Required work:
Extract the listing in its entirety, keeping each line identical to the original.

Information shown:
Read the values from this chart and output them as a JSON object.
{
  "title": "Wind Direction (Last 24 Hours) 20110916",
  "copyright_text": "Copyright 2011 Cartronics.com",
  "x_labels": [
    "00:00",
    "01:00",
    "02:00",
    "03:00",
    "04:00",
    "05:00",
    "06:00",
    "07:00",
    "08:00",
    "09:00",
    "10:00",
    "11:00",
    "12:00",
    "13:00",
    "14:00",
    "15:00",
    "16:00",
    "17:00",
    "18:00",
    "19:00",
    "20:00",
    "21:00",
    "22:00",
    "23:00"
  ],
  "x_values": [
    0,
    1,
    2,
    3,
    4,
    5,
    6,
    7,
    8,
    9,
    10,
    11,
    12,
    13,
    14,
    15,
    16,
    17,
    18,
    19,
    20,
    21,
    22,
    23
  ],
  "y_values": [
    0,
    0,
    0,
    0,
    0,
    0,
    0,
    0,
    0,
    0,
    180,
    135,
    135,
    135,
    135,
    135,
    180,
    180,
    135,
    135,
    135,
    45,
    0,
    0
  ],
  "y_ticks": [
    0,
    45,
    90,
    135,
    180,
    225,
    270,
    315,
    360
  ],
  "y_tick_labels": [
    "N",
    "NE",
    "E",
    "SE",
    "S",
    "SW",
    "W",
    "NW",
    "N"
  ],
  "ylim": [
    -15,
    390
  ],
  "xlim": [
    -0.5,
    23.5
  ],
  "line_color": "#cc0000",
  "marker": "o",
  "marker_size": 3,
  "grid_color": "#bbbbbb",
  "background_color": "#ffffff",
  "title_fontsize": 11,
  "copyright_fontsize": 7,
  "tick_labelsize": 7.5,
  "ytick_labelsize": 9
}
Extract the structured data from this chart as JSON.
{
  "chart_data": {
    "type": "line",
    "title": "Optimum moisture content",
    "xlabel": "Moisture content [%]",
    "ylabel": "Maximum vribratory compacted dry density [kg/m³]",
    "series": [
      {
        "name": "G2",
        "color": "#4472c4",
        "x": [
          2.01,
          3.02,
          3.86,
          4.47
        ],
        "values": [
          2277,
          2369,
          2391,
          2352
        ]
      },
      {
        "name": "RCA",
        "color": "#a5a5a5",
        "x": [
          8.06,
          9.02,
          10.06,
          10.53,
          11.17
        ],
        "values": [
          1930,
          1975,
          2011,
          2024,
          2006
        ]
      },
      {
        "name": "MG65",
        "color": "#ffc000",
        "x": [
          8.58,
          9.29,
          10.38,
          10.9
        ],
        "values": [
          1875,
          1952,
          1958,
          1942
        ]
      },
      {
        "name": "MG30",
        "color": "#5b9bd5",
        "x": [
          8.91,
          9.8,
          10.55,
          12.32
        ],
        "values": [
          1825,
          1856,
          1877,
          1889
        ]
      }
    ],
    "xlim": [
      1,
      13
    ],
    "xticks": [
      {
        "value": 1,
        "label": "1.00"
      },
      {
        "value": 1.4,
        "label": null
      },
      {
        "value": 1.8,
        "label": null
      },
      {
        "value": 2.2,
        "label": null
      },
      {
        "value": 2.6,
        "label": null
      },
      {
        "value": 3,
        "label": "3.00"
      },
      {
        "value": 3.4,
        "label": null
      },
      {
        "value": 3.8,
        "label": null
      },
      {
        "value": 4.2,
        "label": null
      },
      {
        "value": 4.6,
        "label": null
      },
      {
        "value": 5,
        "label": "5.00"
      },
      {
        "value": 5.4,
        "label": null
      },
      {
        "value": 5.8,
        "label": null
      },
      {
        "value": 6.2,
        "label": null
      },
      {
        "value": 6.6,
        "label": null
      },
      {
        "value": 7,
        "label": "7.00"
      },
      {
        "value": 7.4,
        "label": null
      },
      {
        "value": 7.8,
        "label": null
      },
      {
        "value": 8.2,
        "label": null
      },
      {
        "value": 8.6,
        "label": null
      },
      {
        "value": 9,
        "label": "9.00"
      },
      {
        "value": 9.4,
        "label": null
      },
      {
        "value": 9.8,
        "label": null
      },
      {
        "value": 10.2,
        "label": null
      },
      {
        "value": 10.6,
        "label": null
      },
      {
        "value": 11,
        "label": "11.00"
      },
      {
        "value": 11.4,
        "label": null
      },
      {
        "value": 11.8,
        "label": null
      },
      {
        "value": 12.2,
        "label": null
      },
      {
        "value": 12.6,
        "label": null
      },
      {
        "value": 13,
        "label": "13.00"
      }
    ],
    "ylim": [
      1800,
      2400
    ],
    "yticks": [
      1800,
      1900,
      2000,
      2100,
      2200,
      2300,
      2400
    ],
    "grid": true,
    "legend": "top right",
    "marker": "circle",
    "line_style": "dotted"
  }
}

Finished answer:
Read the values from this chart and output them as a JSON object.
{
  "title": "Wind Direction (Last 24 Hours) 20110916",
  "copyright_text": "Copyright 2011 Cartronics.com",
  "x_labels": [
    "00:00",
    "01:00",
    "02:00",
    "03:00",
    "04:00",
    "05:00",
    "06:00",
    "07:00",
    "08:00",
    "09:00",
    "10:00",
    "11:00",
    "12:00",
    "13:00",
    "14:00",
    "15:00",
    "16:00",
    "17:00",
    "18:00",
    "19:00",
    "20:00",
    "21:00",
    "22:00",
    "23:00"
  ],
  "x_values": [
    0,
    1,
    2,
    3,
    4,
    5,
    6,
    7,
    8,
    9,
    10,
    11,
    12,
    13,
    14,
    15,
    16,
    17,
    18,
    19,
    20,
    21,
    22,
    23
  ],
  "y_values": [
    0,
    0,
    0,
    0,
    0,
    0,
    0,
    0,
    0,
    0,
    180,
    135,
    135,
    135,
    135,
    135,
    180,
    180,
    135,
    135,
    135,
    45,
    0,
    0
  ],
  "y_ticks": [
    0,
    45,
    90,
    135,
    180,
    225,
    270,
    315,
    360
  ],
  "y_tick_labels": [
    "N",
    "NE",
    "E",
    "SE",
    "S",
    "SW",
    "W",
    "NW",
    "N"
  ],
  "ylim": [
    -15,
    390
  ],
  "xlim": [
    -0.5,
    23.5
  ],
  "line_color": "#cc0000",
  "marker": "o",
  "marker_size": 3,
  "grid_color": "#bbbbbb",
  "background_color": "#ffffff",
  "title_fontsize": 11,
  "copyright_fontsize": 7,
  "tick_labelsize": 7.5,
  "ytick_labelsize": 9
}
Extract the structured data from this chart as JSON.
{
  "chart_data": {
    "type": "line",
    "title": "Optimum moisture content",
    "xlabel": "Moisture content [%]",
    "ylabel": "Maximum vribratory compacted dry density [kg/m³]",
    "series": [
      {
        "name": "G2",
        "color": "#4472c4",
        "x": [
          2.01,
          3.02,
          3.86,
          4.47
        ],
        "values": [
          2277,
          2369,
          2391,
          2352
        ]
      },
      {
        "name": "RCA",
        "color": "#a5a5a5",
        "x": [
          8.06,
          9.02,
          10.06,
          10.53,
          11.17
        ],
        "values": [
          1930,
          1975,
          2011,
          2024,
          2006
        ]
      },
      {
        "name": "MG65",
        "color": "#ffc000",
        "x": [
          8.58,
          9.29,
          10.38,
          10.9
        ],
        "values": [
          1875,
          1952,
          1958,
          1942
        ]
      },
      {
        "name": "MG30",
        "color": "#5b9bd5",
        "x": [
          8.91,
          9.8,
          10.55,
          12.32
        ],
        "values": [
          1825,
          1856,
          1877,
          1889
        ]
      }
    ],
    "xlim": [
      1,
      13
    ],
    "xticks": [
      {
        "value": 1,
        "label": "1.00"
      },
      {
        "value": 1.4,
        "label": null
      },
      {
        "value": 1.8,
        "label": null
      },
      {
        "value": 2.2,
        "label": null
      },
      {
        "value": 2.6,
        "label": null
      },
      {
        "value": 3,
        "label": "3.00"
      },
      {
        "value": 3.4,
        "label": null
      },
      {
        "value": 3.8,
        "label": null
      },
      {
        "value": 4.2,
        "label": null
      },
      {
        "value": 4.6,
        "label": null
      },
      {
        "value": 5,
        "label": "5.00"
      },
      {
        "value": 5.4,
        "label": null
      },
      {
        "value": 5.8,
        "label": null
      },
      {
        "value": 6.2,
        "label": null
      },
      {
        "value": 6.6,
        "label": null
      },
      {
        "value": 7,
        "label": "7.00"
      },
      {
        "value": 7.4,
        "label": null
      },
      {
        "value": 7.8,
        "label": null
      },
      {
        "value": 8.2,
        "label": null
      },
      {
        "value": 8.6,
        "label": null
      },
      {
        "value": 9,
        "label": "9.00"
      },
      {
        "value": 9.4,
        "label": null
      },
      {
        "value": 9.8,
        "label": null
      },
      {
        "value": 10.2,
        "label": null
      },
      {
        "value": 10.6,
        "label": null
      },
      {
        "value": 11,
        "label": "11.00"
      },
      {
        "value": 11.4,
        "label": null
      },
      {
        "value": 11.8,
        "label": null
      },
      {
        "value": 12.2,
        "label": null
      },
      {
        "value": 12.6,
        "label": null
      },
      {
        "value": 13,
        "label": "13.00"
      }
    ],
    "ylim": [
      1800,
      2400
    ],
    "yticks": [
      1800,
      1900,
      2000,
      2100,
      2200,
      2300,
      2400
    ],
    "grid": true,
    "legend": "top right",
    "marker": "circle",
    "line_style": "dotted"
  }
}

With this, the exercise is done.